Figure record listings:
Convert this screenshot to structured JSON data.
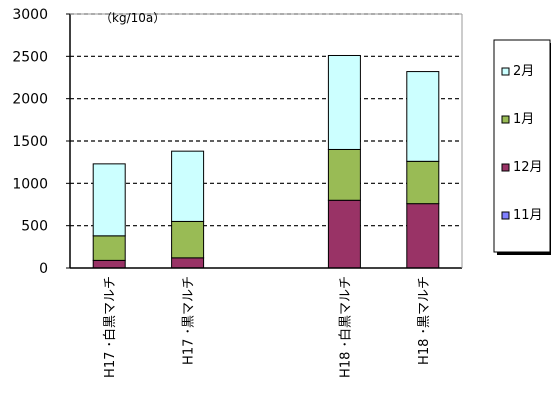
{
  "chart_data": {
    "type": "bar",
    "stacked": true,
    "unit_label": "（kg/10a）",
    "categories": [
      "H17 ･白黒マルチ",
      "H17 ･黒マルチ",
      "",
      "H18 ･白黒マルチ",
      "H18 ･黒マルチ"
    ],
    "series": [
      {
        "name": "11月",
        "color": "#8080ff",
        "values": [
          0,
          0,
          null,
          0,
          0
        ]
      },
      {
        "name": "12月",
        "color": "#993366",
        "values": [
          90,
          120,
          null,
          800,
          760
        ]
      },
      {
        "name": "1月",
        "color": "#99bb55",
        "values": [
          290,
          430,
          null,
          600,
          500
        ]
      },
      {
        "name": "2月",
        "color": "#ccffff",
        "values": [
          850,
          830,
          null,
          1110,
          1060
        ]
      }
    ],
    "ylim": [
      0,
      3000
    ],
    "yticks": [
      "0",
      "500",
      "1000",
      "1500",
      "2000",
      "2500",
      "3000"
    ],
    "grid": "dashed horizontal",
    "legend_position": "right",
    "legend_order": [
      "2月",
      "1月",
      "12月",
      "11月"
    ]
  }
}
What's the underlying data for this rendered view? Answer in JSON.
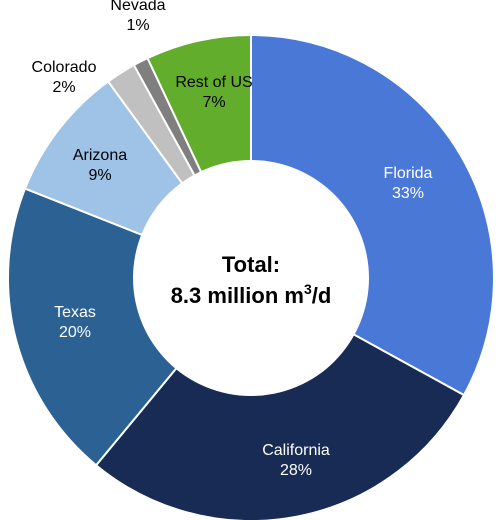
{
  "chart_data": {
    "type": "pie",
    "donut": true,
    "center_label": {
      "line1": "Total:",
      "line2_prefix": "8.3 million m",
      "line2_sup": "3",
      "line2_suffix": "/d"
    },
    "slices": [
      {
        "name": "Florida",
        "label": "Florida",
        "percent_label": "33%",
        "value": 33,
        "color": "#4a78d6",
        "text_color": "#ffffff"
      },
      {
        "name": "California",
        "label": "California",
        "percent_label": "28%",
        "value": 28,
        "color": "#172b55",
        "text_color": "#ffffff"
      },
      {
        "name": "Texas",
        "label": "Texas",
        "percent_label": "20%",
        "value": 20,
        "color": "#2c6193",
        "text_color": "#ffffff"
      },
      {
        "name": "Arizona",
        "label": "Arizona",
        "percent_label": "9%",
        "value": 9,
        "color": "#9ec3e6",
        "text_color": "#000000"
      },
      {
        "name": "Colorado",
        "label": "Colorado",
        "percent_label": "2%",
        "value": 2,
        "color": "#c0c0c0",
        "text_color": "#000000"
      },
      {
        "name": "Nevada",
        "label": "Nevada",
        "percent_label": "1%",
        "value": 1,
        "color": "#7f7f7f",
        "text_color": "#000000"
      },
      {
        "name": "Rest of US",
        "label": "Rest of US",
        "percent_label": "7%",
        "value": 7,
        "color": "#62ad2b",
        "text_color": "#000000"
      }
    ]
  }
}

...

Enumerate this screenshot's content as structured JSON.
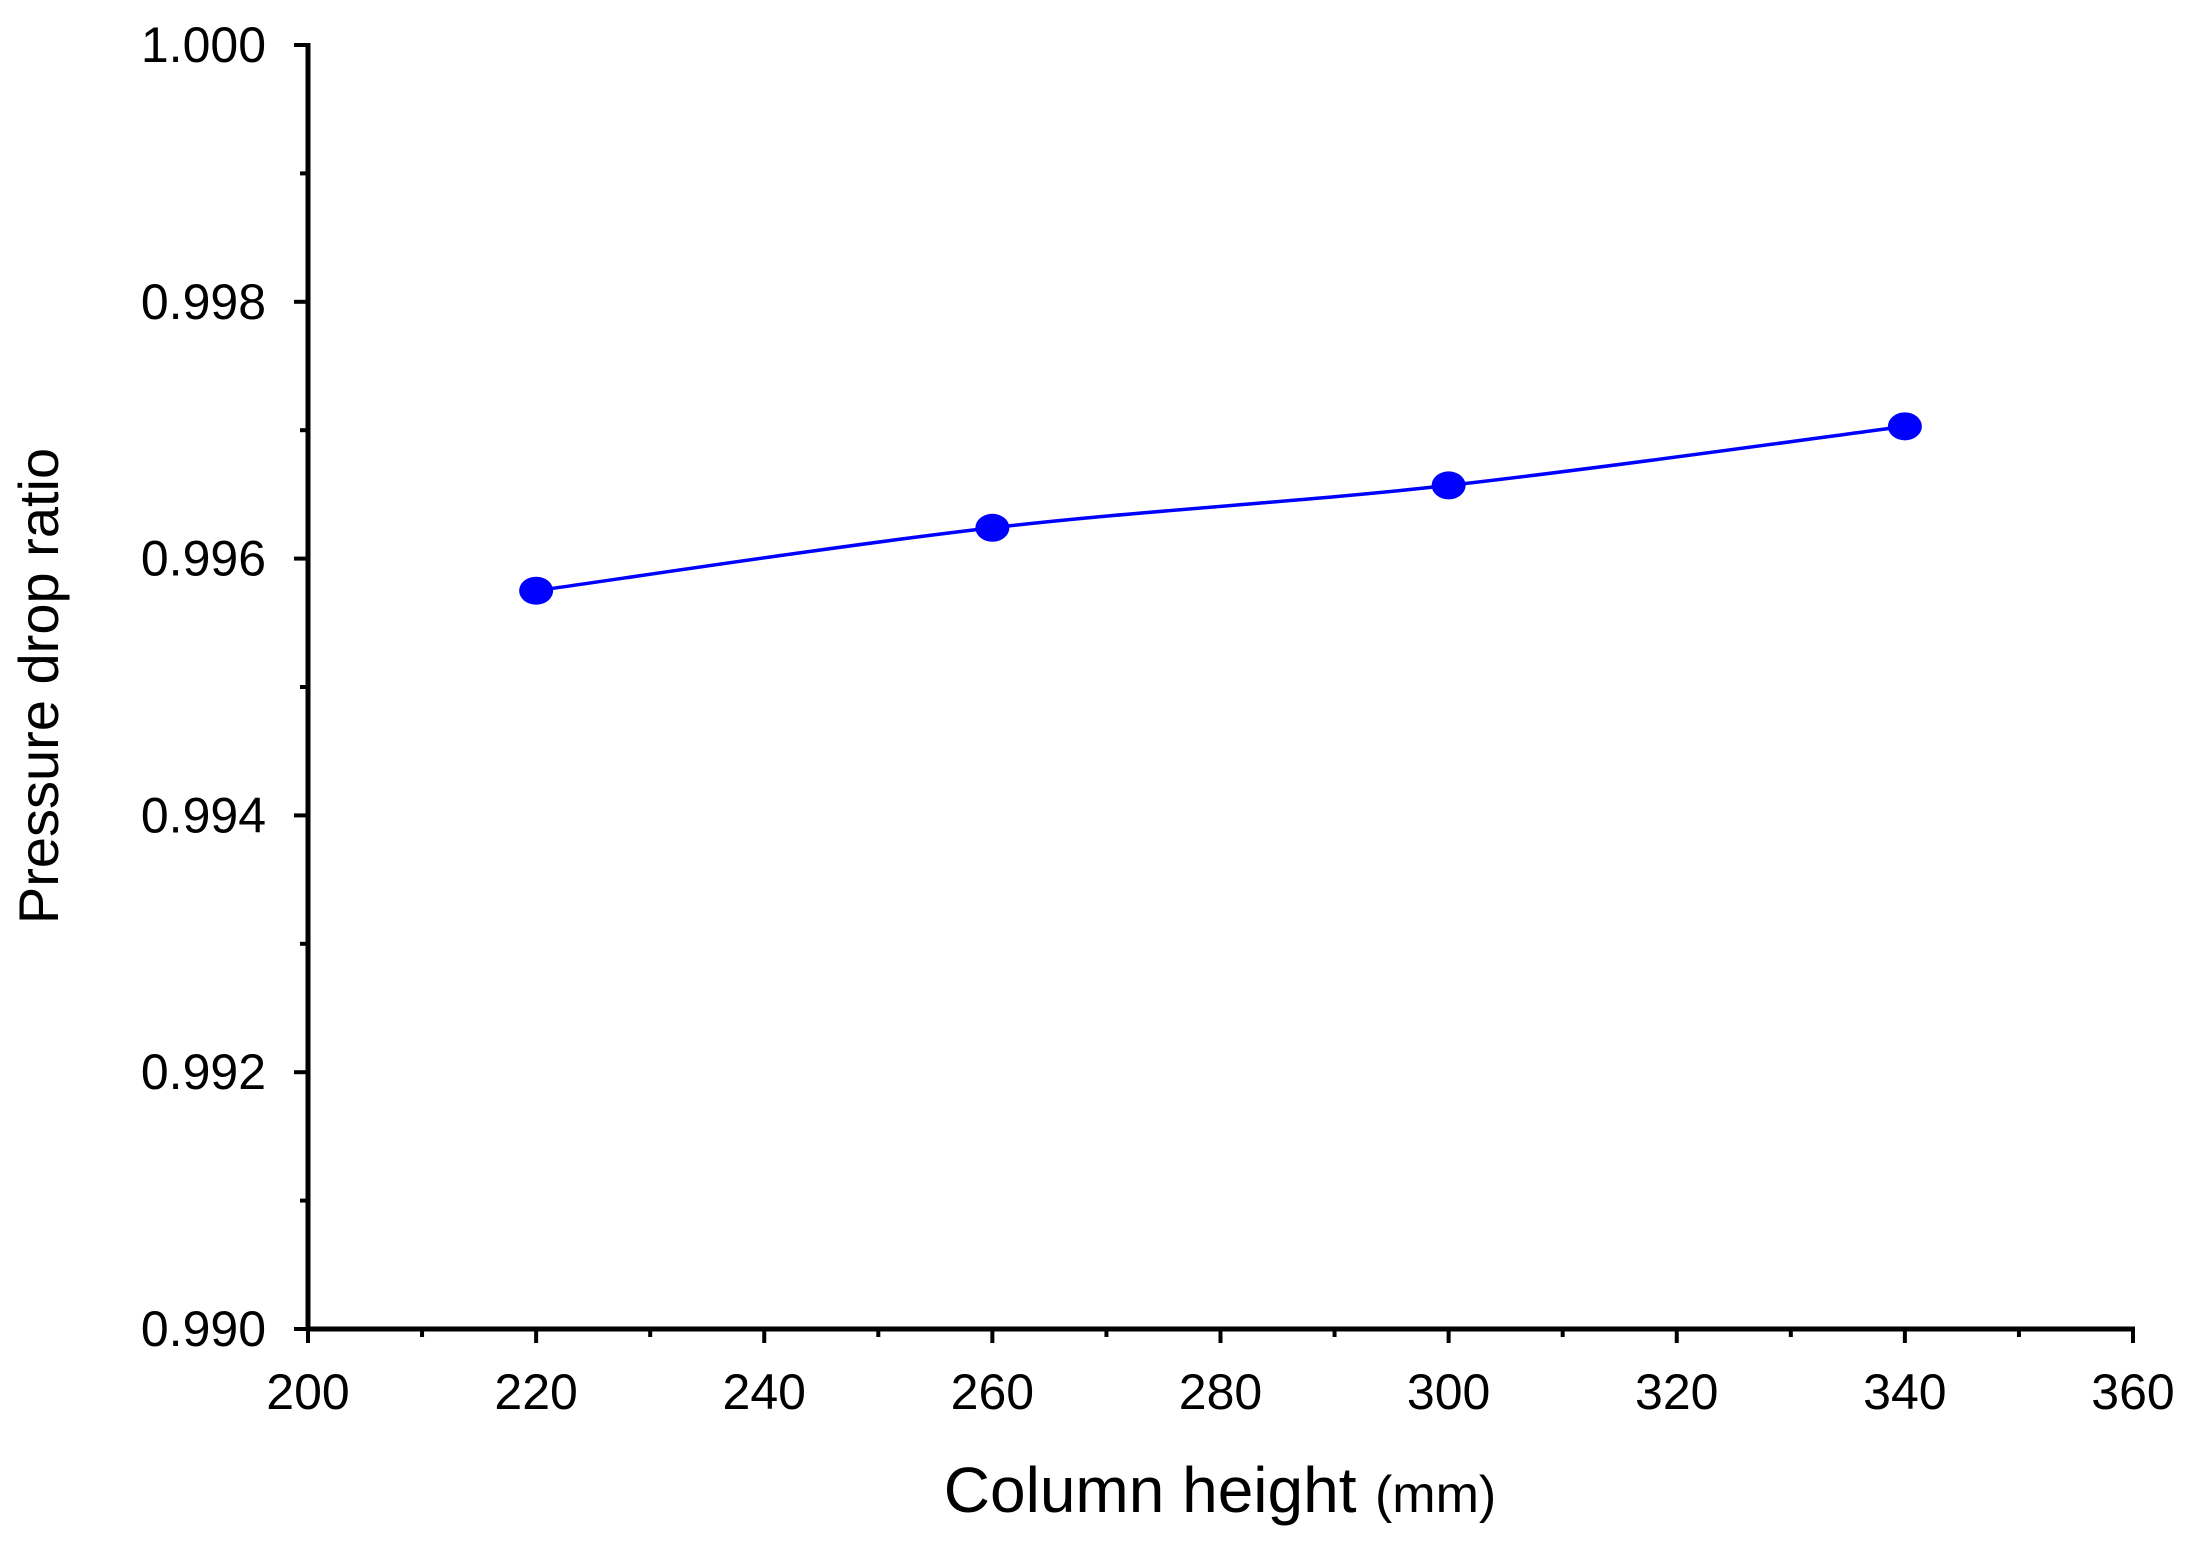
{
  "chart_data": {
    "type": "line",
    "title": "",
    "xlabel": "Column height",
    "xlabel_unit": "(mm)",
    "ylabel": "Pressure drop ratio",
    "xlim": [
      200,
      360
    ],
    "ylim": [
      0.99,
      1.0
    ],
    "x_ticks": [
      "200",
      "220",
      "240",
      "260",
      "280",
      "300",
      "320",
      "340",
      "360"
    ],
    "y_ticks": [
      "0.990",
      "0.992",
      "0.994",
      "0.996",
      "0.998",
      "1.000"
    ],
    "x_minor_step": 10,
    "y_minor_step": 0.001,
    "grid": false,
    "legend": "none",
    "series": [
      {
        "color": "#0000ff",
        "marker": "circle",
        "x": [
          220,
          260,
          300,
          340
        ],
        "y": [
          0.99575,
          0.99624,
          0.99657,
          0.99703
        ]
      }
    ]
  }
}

---

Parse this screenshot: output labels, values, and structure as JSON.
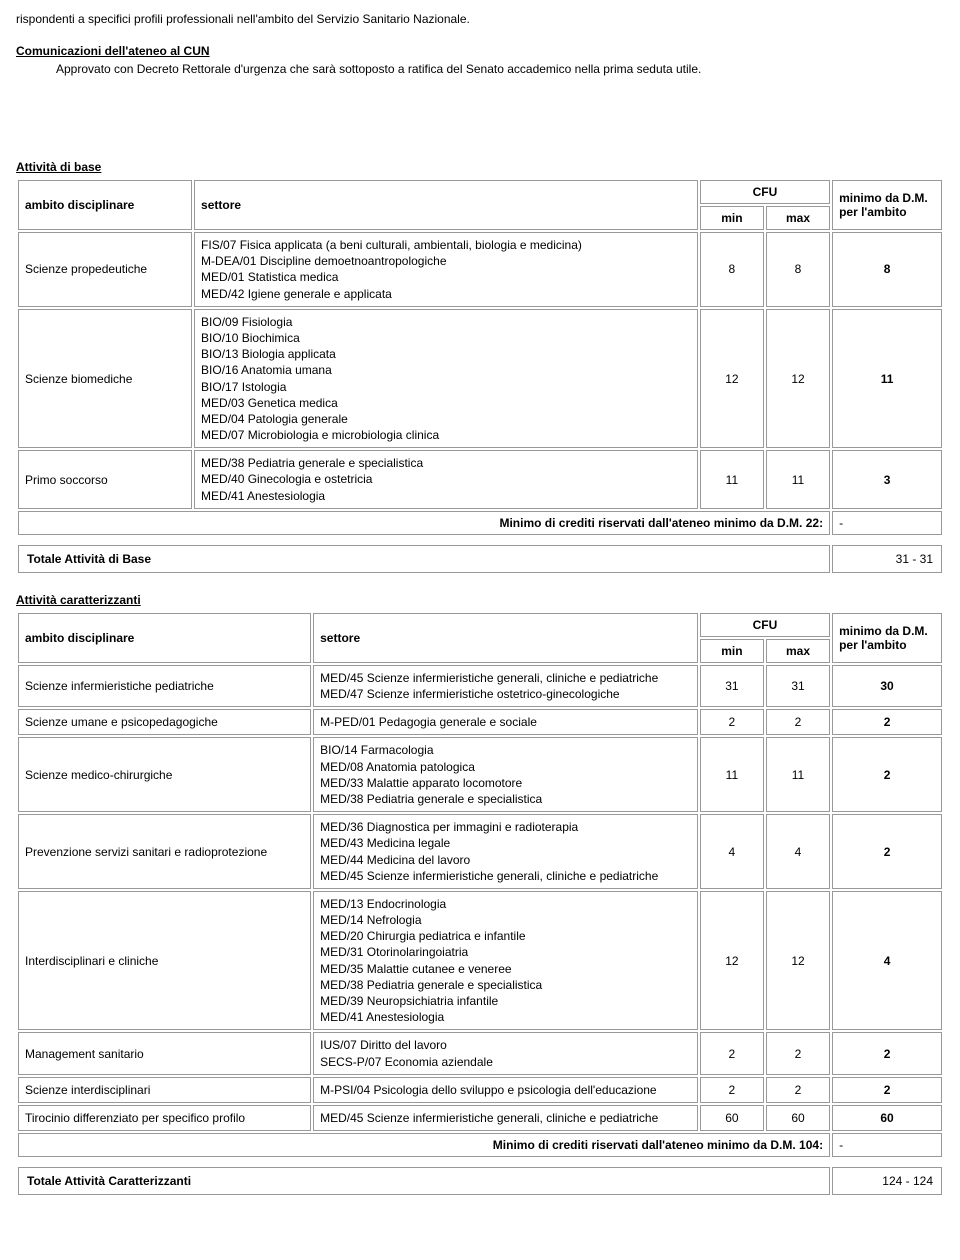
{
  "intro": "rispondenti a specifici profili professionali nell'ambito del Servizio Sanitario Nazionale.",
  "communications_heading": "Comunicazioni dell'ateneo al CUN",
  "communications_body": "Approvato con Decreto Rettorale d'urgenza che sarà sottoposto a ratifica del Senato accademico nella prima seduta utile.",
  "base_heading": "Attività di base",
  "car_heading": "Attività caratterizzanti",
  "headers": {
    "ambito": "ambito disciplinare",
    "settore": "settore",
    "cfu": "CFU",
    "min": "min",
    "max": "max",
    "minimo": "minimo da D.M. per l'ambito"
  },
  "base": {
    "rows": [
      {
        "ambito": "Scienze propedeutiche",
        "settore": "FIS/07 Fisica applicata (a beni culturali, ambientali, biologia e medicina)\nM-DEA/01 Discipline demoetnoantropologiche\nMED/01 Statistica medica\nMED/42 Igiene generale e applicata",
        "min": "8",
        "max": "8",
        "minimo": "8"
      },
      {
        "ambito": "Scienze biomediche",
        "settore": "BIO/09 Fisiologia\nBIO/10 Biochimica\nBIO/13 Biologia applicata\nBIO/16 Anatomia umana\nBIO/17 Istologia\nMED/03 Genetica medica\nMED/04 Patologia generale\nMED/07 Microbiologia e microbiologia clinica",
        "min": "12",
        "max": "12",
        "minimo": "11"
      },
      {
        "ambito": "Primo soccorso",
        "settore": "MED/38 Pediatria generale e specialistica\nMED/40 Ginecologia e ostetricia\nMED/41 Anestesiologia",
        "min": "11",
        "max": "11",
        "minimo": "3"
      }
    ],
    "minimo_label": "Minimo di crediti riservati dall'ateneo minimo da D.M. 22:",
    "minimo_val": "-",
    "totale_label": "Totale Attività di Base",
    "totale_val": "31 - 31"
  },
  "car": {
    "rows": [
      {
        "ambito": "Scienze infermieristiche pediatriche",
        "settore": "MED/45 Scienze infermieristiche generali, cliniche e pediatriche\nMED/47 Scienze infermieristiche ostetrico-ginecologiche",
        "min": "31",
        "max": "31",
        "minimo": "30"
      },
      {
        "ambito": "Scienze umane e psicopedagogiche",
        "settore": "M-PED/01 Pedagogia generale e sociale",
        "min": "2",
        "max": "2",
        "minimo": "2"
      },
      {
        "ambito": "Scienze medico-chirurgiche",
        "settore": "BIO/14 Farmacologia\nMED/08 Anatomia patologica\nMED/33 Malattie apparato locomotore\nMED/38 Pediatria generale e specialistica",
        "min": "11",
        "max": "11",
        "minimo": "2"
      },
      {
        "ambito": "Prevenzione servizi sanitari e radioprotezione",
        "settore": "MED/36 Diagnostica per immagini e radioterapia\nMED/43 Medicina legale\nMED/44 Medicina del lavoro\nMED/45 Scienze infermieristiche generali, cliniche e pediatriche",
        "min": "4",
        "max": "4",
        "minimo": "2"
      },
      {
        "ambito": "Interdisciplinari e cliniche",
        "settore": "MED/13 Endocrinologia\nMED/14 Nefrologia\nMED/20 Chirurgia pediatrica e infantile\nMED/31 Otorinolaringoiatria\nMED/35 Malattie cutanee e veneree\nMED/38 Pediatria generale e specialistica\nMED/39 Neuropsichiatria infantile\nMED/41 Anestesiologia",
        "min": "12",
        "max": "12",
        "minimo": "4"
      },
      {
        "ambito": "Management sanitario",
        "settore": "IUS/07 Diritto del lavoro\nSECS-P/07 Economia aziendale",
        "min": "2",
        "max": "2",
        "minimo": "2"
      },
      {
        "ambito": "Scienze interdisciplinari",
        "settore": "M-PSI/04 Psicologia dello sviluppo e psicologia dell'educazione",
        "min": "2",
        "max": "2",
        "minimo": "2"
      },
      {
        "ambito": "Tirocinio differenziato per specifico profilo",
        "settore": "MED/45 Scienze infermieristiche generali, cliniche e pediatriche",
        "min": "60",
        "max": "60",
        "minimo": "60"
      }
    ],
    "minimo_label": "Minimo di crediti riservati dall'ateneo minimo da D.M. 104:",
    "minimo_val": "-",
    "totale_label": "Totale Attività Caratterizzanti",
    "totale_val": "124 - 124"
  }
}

TO BE DONE: Show the lines of the data that hold the word "JSON".

RESPONSE FOR THIS EXERCISE:
Convert this screenshot to structured JSON data.
What's the underlying data for this rendered view? Answer in JSON.
Enumerate this screenshot's content as structured JSON.
Parse this screenshot: output labels, values, and structure as JSON.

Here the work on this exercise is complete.